Pull out every line in the data that has the string "affect" in it.

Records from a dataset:
+ + + +

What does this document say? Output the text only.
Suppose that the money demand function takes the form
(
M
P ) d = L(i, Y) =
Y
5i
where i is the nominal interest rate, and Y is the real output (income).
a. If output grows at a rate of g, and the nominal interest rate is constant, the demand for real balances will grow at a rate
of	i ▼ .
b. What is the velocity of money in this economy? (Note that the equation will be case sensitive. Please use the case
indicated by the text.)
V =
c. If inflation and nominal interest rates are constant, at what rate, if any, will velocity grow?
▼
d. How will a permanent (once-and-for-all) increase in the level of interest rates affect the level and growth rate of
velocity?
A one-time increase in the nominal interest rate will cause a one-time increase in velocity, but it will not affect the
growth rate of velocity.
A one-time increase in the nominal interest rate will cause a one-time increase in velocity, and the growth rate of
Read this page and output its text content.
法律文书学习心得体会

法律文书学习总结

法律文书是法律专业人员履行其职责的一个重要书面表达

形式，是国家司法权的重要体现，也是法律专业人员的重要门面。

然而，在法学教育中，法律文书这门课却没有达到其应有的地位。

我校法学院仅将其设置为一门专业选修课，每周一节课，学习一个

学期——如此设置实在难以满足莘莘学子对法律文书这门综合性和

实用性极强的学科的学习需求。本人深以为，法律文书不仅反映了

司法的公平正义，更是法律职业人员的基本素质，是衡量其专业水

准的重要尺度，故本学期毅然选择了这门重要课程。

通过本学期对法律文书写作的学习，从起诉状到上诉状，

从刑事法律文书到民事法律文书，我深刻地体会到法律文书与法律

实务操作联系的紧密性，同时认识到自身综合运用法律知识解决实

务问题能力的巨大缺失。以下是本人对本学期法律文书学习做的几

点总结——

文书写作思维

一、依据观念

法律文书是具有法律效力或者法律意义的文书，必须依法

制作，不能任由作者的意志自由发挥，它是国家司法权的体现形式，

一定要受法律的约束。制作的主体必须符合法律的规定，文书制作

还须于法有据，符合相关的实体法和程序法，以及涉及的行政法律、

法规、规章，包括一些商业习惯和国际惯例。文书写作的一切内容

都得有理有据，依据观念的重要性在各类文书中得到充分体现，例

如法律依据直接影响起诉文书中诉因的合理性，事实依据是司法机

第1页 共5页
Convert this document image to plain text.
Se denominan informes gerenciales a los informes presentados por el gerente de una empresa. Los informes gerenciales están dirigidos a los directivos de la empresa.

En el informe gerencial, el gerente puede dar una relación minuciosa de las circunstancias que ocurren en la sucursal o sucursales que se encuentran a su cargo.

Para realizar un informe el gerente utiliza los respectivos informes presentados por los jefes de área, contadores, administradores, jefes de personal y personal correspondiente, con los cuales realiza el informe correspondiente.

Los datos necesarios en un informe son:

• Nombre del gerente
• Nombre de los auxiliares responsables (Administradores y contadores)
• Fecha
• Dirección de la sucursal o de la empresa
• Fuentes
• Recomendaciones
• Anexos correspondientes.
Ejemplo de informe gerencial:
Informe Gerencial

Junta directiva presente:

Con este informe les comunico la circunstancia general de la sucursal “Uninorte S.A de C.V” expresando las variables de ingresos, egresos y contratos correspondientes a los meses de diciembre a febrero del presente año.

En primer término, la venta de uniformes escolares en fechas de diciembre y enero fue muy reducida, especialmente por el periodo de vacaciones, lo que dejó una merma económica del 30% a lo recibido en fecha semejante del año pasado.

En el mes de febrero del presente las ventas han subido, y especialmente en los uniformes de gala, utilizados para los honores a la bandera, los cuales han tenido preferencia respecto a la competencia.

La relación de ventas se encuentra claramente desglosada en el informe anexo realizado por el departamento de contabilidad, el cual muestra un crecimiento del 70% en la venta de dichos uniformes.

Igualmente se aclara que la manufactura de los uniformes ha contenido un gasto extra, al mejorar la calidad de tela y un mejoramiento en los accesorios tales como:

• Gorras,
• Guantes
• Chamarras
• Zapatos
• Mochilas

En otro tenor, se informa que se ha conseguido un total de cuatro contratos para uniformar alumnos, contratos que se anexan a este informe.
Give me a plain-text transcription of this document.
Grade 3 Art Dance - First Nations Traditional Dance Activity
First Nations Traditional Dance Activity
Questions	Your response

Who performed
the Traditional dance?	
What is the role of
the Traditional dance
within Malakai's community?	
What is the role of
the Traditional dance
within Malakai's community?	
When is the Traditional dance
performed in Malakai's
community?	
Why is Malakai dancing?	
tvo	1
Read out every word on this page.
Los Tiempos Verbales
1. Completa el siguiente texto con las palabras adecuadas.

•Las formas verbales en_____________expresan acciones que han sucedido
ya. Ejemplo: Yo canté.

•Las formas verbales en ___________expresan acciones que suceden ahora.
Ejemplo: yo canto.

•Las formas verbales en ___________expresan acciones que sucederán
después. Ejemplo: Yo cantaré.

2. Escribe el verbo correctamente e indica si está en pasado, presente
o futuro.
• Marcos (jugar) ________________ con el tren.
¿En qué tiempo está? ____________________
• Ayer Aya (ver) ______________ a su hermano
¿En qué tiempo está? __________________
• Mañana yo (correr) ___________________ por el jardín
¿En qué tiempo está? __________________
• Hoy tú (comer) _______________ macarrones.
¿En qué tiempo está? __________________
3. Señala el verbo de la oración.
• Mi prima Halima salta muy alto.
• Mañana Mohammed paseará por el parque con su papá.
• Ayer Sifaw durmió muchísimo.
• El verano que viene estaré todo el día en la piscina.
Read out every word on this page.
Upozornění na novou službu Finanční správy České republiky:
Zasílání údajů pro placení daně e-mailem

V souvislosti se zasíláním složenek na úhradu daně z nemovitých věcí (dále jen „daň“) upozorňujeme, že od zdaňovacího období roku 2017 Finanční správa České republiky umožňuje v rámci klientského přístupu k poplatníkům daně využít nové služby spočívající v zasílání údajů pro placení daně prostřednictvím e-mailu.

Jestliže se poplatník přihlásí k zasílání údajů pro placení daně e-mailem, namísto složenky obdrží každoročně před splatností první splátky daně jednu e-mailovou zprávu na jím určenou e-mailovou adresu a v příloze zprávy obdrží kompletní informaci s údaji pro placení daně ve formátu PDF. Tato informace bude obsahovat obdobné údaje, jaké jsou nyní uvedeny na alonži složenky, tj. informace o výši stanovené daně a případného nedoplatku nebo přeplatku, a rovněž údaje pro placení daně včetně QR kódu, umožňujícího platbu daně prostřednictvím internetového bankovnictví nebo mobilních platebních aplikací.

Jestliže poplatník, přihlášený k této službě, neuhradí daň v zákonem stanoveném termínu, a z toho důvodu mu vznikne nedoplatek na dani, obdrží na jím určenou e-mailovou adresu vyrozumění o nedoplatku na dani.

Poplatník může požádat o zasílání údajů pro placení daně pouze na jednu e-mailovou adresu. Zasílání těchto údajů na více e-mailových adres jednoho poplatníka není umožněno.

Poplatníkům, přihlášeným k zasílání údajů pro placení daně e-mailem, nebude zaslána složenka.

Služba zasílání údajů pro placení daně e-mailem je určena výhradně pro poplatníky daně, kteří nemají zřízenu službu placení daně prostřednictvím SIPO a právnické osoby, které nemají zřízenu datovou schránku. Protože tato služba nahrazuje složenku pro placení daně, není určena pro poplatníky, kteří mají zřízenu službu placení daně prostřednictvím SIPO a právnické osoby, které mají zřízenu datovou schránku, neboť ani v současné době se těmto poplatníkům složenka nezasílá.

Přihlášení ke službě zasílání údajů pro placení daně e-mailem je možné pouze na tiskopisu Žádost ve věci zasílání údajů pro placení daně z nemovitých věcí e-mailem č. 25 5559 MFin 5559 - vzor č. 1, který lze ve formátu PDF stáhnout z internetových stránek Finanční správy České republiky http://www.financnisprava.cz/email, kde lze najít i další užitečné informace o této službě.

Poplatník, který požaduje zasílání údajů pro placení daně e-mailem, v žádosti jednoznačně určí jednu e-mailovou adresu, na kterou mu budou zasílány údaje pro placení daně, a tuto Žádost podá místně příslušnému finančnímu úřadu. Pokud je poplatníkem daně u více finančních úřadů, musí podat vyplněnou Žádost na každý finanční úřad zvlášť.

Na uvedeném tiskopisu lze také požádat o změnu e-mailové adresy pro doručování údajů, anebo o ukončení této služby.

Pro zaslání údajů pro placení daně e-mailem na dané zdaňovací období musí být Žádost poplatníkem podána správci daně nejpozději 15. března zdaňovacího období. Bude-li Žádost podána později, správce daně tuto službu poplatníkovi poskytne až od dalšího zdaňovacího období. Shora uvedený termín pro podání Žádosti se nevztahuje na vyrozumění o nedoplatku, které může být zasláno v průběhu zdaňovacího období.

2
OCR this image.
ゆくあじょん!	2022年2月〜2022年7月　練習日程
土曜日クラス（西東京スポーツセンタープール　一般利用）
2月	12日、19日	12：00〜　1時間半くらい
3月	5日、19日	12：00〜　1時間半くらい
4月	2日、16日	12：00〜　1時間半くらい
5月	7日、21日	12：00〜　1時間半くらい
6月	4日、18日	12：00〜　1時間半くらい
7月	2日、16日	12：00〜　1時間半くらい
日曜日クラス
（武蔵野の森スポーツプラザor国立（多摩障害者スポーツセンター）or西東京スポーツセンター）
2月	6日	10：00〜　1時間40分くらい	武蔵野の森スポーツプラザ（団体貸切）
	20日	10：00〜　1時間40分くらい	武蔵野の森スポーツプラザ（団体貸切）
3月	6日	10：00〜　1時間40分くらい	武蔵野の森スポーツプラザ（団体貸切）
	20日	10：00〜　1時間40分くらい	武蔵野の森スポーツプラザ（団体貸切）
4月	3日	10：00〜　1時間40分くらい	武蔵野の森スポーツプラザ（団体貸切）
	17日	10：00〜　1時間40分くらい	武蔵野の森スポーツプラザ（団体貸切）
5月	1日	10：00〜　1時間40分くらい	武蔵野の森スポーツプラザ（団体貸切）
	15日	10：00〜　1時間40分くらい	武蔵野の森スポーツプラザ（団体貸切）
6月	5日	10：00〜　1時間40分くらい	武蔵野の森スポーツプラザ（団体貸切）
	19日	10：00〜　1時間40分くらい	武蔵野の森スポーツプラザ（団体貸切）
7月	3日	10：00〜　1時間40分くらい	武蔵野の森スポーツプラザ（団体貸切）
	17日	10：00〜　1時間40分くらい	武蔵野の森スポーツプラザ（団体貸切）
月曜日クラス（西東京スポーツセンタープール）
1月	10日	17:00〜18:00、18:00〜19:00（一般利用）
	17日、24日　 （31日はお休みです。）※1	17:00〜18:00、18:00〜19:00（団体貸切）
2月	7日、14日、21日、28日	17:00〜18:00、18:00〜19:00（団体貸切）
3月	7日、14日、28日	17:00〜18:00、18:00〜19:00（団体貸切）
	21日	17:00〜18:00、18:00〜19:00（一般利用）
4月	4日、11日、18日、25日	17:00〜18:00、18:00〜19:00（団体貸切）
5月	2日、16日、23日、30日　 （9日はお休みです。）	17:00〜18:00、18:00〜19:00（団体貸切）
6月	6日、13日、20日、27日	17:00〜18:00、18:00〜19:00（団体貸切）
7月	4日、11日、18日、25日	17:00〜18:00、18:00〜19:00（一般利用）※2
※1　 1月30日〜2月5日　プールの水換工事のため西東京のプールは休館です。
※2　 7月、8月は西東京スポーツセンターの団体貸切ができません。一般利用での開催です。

+ + + +

:: Reply to the exercise ::
d. How will a permanent (once-and-for-all) increase in the level of interest rates affect the level and growth rate of
A one-time increase in the nominal interest rate will cause a one-time increase in velocity, but it will not affect the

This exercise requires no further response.